## begin Materials provided

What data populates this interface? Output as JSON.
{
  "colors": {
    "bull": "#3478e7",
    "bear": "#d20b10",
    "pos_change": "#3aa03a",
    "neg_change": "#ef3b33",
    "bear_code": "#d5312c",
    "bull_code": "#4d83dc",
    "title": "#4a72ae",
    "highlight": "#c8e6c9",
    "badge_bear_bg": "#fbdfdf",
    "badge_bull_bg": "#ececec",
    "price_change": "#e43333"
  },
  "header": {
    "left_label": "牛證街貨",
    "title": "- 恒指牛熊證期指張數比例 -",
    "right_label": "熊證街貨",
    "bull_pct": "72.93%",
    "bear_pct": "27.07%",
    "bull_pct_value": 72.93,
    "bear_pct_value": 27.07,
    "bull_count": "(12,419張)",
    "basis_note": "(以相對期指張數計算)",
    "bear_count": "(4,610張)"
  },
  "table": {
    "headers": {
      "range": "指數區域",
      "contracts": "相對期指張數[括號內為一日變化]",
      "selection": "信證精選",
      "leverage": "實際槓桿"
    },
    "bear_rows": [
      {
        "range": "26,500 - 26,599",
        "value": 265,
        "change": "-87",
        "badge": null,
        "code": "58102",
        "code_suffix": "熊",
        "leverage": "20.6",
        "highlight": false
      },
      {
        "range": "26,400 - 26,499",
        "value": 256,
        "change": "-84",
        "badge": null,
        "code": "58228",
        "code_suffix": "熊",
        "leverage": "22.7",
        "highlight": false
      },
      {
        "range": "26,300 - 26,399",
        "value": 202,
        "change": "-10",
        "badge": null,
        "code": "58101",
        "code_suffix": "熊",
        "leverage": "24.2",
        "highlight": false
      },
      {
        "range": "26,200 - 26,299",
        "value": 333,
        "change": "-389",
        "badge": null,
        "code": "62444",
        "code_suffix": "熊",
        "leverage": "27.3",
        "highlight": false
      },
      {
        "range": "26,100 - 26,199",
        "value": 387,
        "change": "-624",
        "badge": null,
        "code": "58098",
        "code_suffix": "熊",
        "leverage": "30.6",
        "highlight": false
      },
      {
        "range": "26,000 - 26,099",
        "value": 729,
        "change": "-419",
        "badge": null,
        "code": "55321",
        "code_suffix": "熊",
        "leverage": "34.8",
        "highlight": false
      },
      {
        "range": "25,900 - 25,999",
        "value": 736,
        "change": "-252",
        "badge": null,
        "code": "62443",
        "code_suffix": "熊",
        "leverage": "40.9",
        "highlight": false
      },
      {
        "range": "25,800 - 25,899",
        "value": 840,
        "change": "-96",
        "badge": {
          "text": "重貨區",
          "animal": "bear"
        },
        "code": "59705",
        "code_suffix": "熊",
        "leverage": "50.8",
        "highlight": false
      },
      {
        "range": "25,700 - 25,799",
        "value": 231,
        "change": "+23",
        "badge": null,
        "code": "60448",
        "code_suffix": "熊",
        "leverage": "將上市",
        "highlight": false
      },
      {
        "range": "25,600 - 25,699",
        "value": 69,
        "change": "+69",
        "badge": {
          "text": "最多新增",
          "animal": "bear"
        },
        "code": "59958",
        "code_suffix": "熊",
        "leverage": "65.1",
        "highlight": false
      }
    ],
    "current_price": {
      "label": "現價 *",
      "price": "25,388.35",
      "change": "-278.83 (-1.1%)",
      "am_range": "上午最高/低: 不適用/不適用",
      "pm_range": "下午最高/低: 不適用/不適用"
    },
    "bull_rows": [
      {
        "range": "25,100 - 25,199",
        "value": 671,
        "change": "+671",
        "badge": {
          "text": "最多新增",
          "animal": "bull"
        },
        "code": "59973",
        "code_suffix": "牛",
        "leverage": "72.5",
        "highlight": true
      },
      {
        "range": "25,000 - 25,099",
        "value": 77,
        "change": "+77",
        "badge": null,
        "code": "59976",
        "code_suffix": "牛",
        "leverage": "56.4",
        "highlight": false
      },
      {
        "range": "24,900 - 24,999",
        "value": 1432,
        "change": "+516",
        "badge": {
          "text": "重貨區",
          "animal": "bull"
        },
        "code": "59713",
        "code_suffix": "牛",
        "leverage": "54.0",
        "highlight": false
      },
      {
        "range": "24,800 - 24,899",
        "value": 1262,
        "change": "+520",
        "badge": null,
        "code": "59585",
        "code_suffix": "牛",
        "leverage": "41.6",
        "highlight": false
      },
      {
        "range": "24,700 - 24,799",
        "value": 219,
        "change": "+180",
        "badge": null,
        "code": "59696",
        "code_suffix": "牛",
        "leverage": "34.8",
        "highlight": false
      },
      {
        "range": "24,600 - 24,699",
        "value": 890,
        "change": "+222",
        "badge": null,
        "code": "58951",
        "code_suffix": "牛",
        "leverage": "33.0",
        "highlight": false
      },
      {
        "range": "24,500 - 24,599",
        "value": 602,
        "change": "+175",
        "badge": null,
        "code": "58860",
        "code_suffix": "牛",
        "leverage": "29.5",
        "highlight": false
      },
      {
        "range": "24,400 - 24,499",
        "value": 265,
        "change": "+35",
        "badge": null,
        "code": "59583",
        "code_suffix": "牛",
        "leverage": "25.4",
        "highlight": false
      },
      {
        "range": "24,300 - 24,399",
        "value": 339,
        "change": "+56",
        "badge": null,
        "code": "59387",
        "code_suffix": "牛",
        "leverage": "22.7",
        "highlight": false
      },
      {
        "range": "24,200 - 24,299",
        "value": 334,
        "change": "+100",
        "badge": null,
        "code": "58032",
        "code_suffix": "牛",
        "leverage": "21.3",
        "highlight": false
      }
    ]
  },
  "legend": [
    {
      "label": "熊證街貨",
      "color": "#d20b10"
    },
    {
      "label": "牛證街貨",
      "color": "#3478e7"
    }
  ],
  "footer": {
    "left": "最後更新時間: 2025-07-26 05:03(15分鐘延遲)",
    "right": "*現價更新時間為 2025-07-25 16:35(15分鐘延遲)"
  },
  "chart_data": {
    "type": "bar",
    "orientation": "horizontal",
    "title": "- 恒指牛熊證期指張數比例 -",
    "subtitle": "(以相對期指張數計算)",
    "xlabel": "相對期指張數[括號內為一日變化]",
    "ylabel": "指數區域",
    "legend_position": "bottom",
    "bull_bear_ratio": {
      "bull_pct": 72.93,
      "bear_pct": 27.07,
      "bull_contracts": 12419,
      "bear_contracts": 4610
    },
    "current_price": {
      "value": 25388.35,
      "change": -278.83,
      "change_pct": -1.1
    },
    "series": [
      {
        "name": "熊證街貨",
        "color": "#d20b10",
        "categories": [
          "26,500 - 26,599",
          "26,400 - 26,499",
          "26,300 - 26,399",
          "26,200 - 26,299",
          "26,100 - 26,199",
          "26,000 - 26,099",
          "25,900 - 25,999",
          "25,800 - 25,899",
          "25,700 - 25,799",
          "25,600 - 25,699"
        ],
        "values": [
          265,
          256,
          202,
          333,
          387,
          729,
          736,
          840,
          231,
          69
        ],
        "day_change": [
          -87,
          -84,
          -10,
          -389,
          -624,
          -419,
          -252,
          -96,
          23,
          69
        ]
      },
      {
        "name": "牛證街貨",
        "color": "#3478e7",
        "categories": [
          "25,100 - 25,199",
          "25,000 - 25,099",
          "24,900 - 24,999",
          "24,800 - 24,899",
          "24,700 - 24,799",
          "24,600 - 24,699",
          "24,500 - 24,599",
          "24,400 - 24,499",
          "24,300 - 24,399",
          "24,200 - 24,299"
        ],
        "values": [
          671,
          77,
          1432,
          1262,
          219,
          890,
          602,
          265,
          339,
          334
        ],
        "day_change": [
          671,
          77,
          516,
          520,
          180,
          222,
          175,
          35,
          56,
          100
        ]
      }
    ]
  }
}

## end Materials provided
## begin Materials provided

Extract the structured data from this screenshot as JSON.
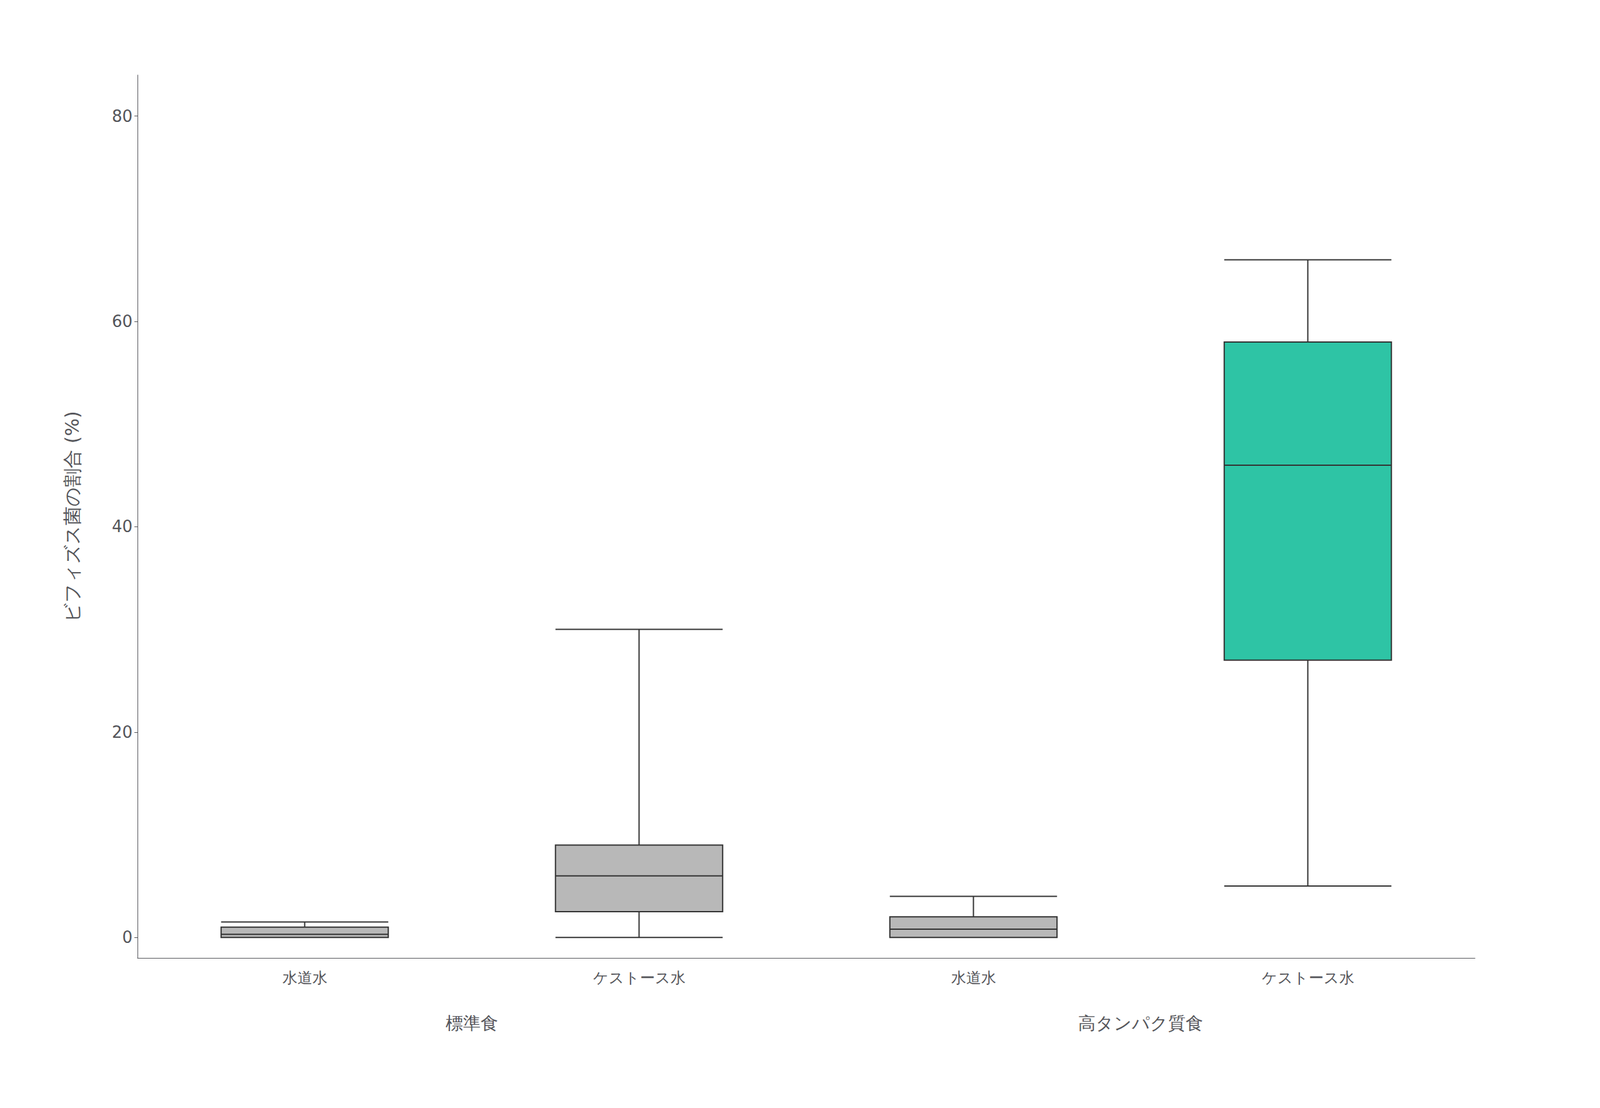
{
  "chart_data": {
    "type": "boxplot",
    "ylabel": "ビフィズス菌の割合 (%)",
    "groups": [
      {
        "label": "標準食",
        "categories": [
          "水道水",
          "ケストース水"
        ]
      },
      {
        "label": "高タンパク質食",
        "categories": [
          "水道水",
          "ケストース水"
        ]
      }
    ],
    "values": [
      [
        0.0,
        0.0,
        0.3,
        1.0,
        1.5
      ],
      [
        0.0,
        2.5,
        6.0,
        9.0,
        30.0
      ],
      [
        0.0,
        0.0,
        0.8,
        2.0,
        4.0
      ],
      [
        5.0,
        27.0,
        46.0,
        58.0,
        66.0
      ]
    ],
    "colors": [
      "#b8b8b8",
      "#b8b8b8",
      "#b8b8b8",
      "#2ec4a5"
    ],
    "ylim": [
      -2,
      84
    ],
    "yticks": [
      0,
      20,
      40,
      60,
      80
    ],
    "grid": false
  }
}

## end Materials provided

Work to complete:
Search the records above for "牛證街貨". Copy each line where it is found.

The reply:
    "left_label": "牛證街貨",
      "label": "牛證街貨",
        "name": "牛證街貨",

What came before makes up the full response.